*What the task requires*: Can you reproduce these records with every "table-row" renamed to "data-row" and nothing else altered, leaving the pictures out of your answer?

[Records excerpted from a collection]
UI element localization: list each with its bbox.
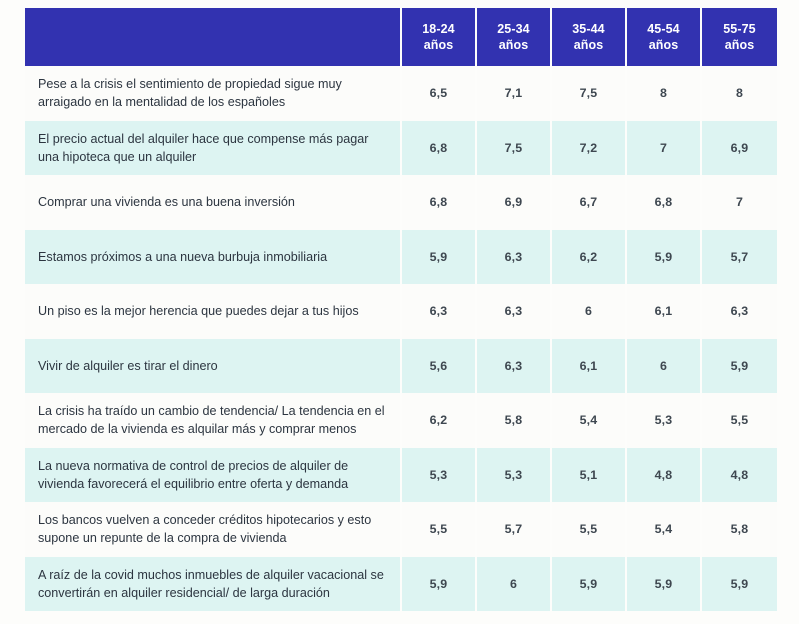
value-cell-25-34: 7,1 bbox=[477, 66, 552, 121]
value-cell-25-34: 5,8 bbox=[477, 393, 552, 448]
value-cell-45-54: 7 bbox=[627, 120, 702, 175]
value-cell-55-75: 6,9 bbox=[702, 120, 777, 175]
value-cell-18-24: 5,5 bbox=[402, 502, 477, 557]
age-unit-label: años bbox=[648, 38, 679, 52]
statement-cell: Un piso es la mejor herencia que puedes … bbox=[25, 284, 402, 339]
value-cell-18-24: 6,8 bbox=[402, 120, 477, 175]
table-row: La crisis ha traído un cambio de tendenc… bbox=[25, 393, 777, 448]
age-range-label: 18-24 bbox=[422, 21, 455, 36]
table-row: Un piso es la mejor herencia que puedes … bbox=[25, 284, 777, 339]
value-cell-45-54: 6 bbox=[627, 338, 702, 393]
value-cell-35-44: 5,9 bbox=[552, 556, 627, 611]
table-row: Los bancos vuelven a conceder créditos h… bbox=[25, 502, 777, 557]
age-opinion-table: 18-24 años 25-34 años 35-44 años 45-54 a… bbox=[25, 8, 777, 611]
value-cell-45-54: 5,9 bbox=[627, 556, 702, 611]
value-cell-25-34: 6,9 bbox=[477, 175, 552, 230]
value-cell-18-24: 6,3 bbox=[402, 284, 477, 339]
table-row: Comprar una vivienda es una buena invers… bbox=[25, 175, 777, 230]
table-row: El precio actual del alquiler hace que c… bbox=[25, 120, 777, 175]
table-row: Pese a la crisis el sentimiento de propi… bbox=[25, 66, 777, 121]
value-cell-55-75: 5,9 bbox=[702, 338, 777, 393]
value-cell-18-24: 6,5 bbox=[402, 66, 477, 121]
value-cell-25-34: 5,3 bbox=[477, 447, 552, 502]
value-cell-35-44: 7,5 bbox=[552, 66, 627, 121]
value-cell-55-75: 4,8 bbox=[702, 447, 777, 502]
value-cell-25-34: 6,3 bbox=[477, 338, 552, 393]
value-cell-25-34: 5,7 bbox=[477, 502, 552, 557]
value-cell-45-54: 8 bbox=[627, 66, 702, 121]
value-cell-45-54: 5,4 bbox=[627, 502, 702, 557]
value-cell-25-34: 6,3 bbox=[477, 284, 552, 339]
age-range-label: 25-34 bbox=[497, 21, 530, 36]
value-cell-25-34: 6,3 bbox=[477, 229, 552, 284]
table-body: Pese a la crisis el sentimiento de propi… bbox=[25, 66, 777, 611]
value-cell-18-24: 6,8 bbox=[402, 175, 477, 230]
value-cell-45-54: 5,9 bbox=[627, 229, 702, 284]
value-cell-18-24: 5,3 bbox=[402, 447, 477, 502]
value-cell-45-54: 5,3 bbox=[627, 393, 702, 448]
value-cell-45-54: 6,8 bbox=[627, 175, 702, 230]
column-header-age-25-34: 25-34 años bbox=[477, 8, 552, 66]
value-cell-35-44: 6,1 bbox=[552, 338, 627, 393]
value-cell-35-44: 5,4 bbox=[552, 393, 627, 448]
value-cell-55-75: 5,5 bbox=[702, 393, 777, 448]
value-cell-18-24: 5,6 bbox=[402, 338, 477, 393]
table-row: La nueva normativa de control de precios… bbox=[25, 447, 777, 502]
value-cell-55-75: 6,3 bbox=[702, 284, 777, 339]
statement-cell: Comprar una vivienda es una buena invers… bbox=[25, 175, 402, 230]
table-row: A raíz de la covid muchos inmuebles de a… bbox=[25, 556, 777, 611]
age-unit-label: años bbox=[573, 38, 604, 52]
value-cell-35-44: 7,2 bbox=[552, 120, 627, 175]
value-cell-55-75: 5,7 bbox=[702, 229, 777, 284]
value-cell-35-44: 6,7 bbox=[552, 175, 627, 230]
table-row: Vivir de alquiler es tirar el dinero 5,6… bbox=[25, 338, 777, 393]
statement-cell: A raíz de la covid muchos inmuebles de a… bbox=[25, 556, 402, 611]
value-cell-55-75: 5,8 bbox=[702, 502, 777, 557]
statement-column-header bbox=[25, 8, 402, 66]
value-cell-55-75: 5,9 bbox=[702, 556, 777, 611]
age-range-label: 35-44 bbox=[572, 21, 605, 36]
value-cell-35-44: 5,1 bbox=[552, 447, 627, 502]
value-cell-55-75: 8 bbox=[702, 66, 777, 121]
age-range-label: 45-54 bbox=[647, 21, 680, 36]
value-cell-35-44: 5,5 bbox=[552, 502, 627, 557]
value-cell-45-54: 6,1 bbox=[627, 284, 702, 339]
age-unit-label: años bbox=[724, 38, 755, 52]
column-header-age-18-24: 18-24 años bbox=[402, 8, 477, 66]
statement-cell: El precio actual del alquiler hace que c… bbox=[25, 120, 402, 175]
value-cell-45-54: 4,8 bbox=[627, 447, 702, 502]
column-header-age-35-44: 35-44 años bbox=[552, 8, 627, 66]
statement-cell: Vivir de alquiler es tirar el dinero bbox=[25, 338, 402, 393]
value-cell-18-24: 6,2 bbox=[402, 393, 477, 448]
column-header-age-55-75: 55-75 años bbox=[702, 8, 777, 66]
statement-cell: La crisis ha traído un cambio de tendenc… bbox=[25, 393, 402, 448]
age-range-label: 55-75 bbox=[723, 21, 756, 36]
value-cell-18-24: 5,9 bbox=[402, 229, 477, 284]
column-header-age-45-54: 45-54 años bbox=[627, 8, 702, 66]
statement-cell: Los bancos vuelven a conceder créditos h… bbox=[25, 502, 402, 557]
age-unit-label: años bbox=[498, 38, 529, 52]
value-cell-35-44: 6 bbox=[552, 284, 627, 339]
value-cell-55-75: 7 bbox=[702, 175, 777, 230]
statement-cell: La nueva normativa de control de precios… bbox=[25, 447, 402, 502]
age-unit-label: años bbox=[423, 38, 454, 52]
header-row: 18-24 años 25-34 años 35-44 años 45-54 a… bbox=[25, 8, 777, 66]
table-row: Estamos próximos a una nueva burbuja inm… bbox=[25, 229, 777, 284]
table-header: 18-24 años 25-34 años 35-44 años 45-54 a… bbox=[25, 8, 777, 66]
statement-cell: Pese a la crisis el sentimiento de propi… bbox=[25, 66, 402, 121]
value-cell-25-34: 7,5 bbox=[477, 120, 552, 175]
value-cell-35-44: 6,2 bbox=[552, 229, 627, 284]
value-cell-18-24: 5,9 bbox=[402, 556, 477, 611]
value-cell-25-34: 6 bbox=[477, 556, 552, 611]
statement-cell: Estamos próximos a una nueva burbuja inm… bbox=[25, 229, 402, 284]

*Answer below*:
UI element localization: list each with its bbox.
value-cell-25-34: 7,1 bbox=[477, 66, 552, 121]
value-cell-25-34: 5,8 bbox=[477, 393, 552, 448]
value-cell-45-54: 7 bbox=[627, 120, 702, 175]
value-cell-55-75: 6,9 bbox=[702, 120, 777, 175]
value-cell-18-24: 5,5 bbox=[402, 502, 477, 557]
age-unit-label: años bbox=[648, 38, 679, 52]
statement-cell: Un piso es la mejor herencia que puedes … bbox=[25, 284, 402, 339]
value-cell-18-24: 6,8 bbox=[402, 120, 477, 175]
data-row: La crisis ha traído un cambio de tendenc… bbox=[25, 393, 777, 448]
age-range-label: 18-24 bbox=[422, 21, 455, 36]
data-row: Un piso es la mejor herencia que puedes … bbox=[25, 284, 777, 339]
value-cell-45-54: 6 bbox=[627, 338, 702, 393]
value-cell-35-44: 5,9 bbox=[552, 556, 627, 611]
data-row: Los bancos vuelven a conceder créditos h… bbox=[25, 502, 777, 557]
age-opinion-table: 18-24 años 25-34 años 35-44 años 45-54 a… bbox=[25, 8, 777, 611]
value-cell-45-54: 5,9 bbox=[627, 556, 702, 611]
value-cell-25-34: 6,9 bbox=[477, 175, 552, 230]
value-cell-18-24: 6,3 bbox=[402, 284, 477, 339]
data-row: Comprar una vivienda es una buena invers… bbox=[25, 175, 777, 230]
data-row: El precio actual del alquiler hace que c… bbox=[25, 120, 777, 175]
data-row: Pese a la crisis el sentimiento de propi… bbox=[25, 66, 777, 121]
value-cell-55-75: 5,9 bbox=[702, 338, 777, 393]
value-cell-18-24: 6,5 bbox=[402, 66, 477, 121]
value-cell-25-34: 5,3 bbox=[477, 447, 552, 502]
value-cell-35-44: 7,5 bbox=[552, 66, 627, 121]
value-cell-55-75: 4,8 bbox=[702, 447, 777, 502]
value-cell-25-34: 6,3 bbox=[477, 338, 552, 393]
value-cell-25-34: 5,7 bbox=[477, 502, 552, 557]
value-cell-45-54: 8 bbox=[627, 66, 702, 121]
value-cell-45-54: 5,4 bbox=[627, 502, 702, 557]
value-cell-25-34: 6,3 bbox=[477, 284, 552, 339]
age-range-label: 25-34 bbox=[497, 21, 530, 36]
value-cell-25-34: 6,3 bbox=[477, 229, 552, 284]
table-body: Pese a la crisis el sentimiento de propi… bbox=[25, 66, 777, 611]
value-cell-18-24: 6,8 bbox=[402, 175, 477, 230]
value-cell-45-54: 5,9 bbox=[627, 229, 702, 284]
value-cell-18-24: 5,3 bbox=[402, 447, 477, 502]
value-cell-45-54: 5,3 bbox=[627, 393, 702, 448]
value-cell-45-54: 6,8 bbox=[627, 175, 702, 230]
column-header-age-25-34: 25-34 años bbox=[477, 8, 552, 66]
value-cell-35-44: 6,1 bbox=[552, 338, 627, 393]
value-cell-35-44: 5,4 bbox=[552, 393, 627, 448]
value-cell-55-75: 5,5 bbox=[702, 393, 777, 448]
value-cell-18-24: 5,6 bbox=[402, 338, 477, 393]
data-row: La nueva normativa de control de precios… bbox=[25, 447, 777, 502]
value-cell-55-75: 6,3 bbox=[702, 284, 777, 339]
statement-cell: Comprar una vivienda es una buena invers… bbox=[25, 175, 402, 230]
data-row: A raíz de la covid muchos inmuebles de a… bbox=[25, 556, 777, 611]
age-unit-label: años bbox=[573, 38, 604, 52]
value-cell-35-44: 7,2 bbox=[552, 120, 627, 175]
value-cell-55-75: 5,7 bbox=[702, 229, 777, 284]
value-cell-35-44: 6,7 bbox=[552, 175, 627, 230]
data-row: Vivir de alquiler es tirar el dinero 5,6… bbox=[25, 338, 777, 393]
statement-cell: A raíz de la covid muchos inmuebles de a… bbox=[25, 556, 402, 611]
value-cell-55-75: 5,8 bbox=[702, 502, 777, 557]
statement-column-header bbox=[25, 8, 402, 66]
value-cell-55-75: 5,9 bbox=[702, 556, 777, 611]
age-range-label: 35-44 bbox=[572, 21, 605, 36]
value-cell-35-44: 5,1 bbox=[552, 447, 627, 502]
value-cell-55-75: 8 bbox=[702, 66, 777, 121]
age-range-label: 45-54 bbox=[647, 21, 680, 36]
value-cell-35-44: 5,5 bbox=[552, 502, 627, 557]
value-cell-45-54: 6,1 bbox=[627, 284, 702, 339]
age-unit-label: años bbox=[724, 38, 755, 52]
column-header-age-18-24: 18-24 años bbox=[402, 8, 477, 66]
statement-cell: El precio actual del alquiler hace que c… bbox=[25, 120, 402, 175]
value-cell-45-54: 4,8 bbox=[627, 447, 702, 502]
column-header-age-35-44: 35-44 años bbox=[552, 8, 627, 66]
statement-cell: Vivir de alquiler es tirar el dinero bbox=[25, 338, 402, 393]
value-cell-18-24: 6,2 bbox=[402, 393, 477, 448]
column-header-age-55-75: 55-75 años bbox=[702, 8, 777, 66]
statement-cell: La crisis ha traído un cambio de tendenc… bbox=[25, 393, 402, 448]
age-range-label: 55-75 bbox=[723, 21, 756, 36]
value-cell-18-24: 5,9 bbox=[402, 229, 477, 284]
column-header-age-45-54: 45-54 años bbox=[627, 8, 702, 66]
statement-cell: Los bancos vuelven a conceder créditos h… bbox=[25, 502, 402, 557]
age-unit-label: años bbox=[498, 38, 529, 52]
value-cell-35-44: 6 bbox=[552, 284, 627, 339]
value-cell-55-75: 7 bbox=[702, 175, 777, 230]
statement-cell: La nueva normativa de control de precios… bbox=[25, 447, 402, 502]
age-unit-label: años bbox=[423, 38, 454, 52]
header-row: 18-24 años 25-34 años 35-44 años 45-54 a… bbox=[25, 8, 777, 66]
data-row: Estamos próximos a una nueva burbuja inm… bbox=[25, 229, 777, 284]
table-header: 18-24 años 25-34 años 35-44 años 45-54 a… bbox=[25, 8, 777, 66]
statement-cell: Pese a la crisis el sentimiento de propi… bbox=[25, 66, 402, 121]
value-cell-25-34: 7,5 bbox=[477, 120, 552, 175]
value-cell-35-44: 6,2 bbox=[552, 229, 627, 284]
value-cell-18-24: 5,9 bbox=[402, 556, 477, 611]
value-cell-25-34: 6 bbox=[477, 556, 552, 611]
statement-cell: Estamos próximos a una nueva burbuja inm… bbox=[25, 229, 402, 284]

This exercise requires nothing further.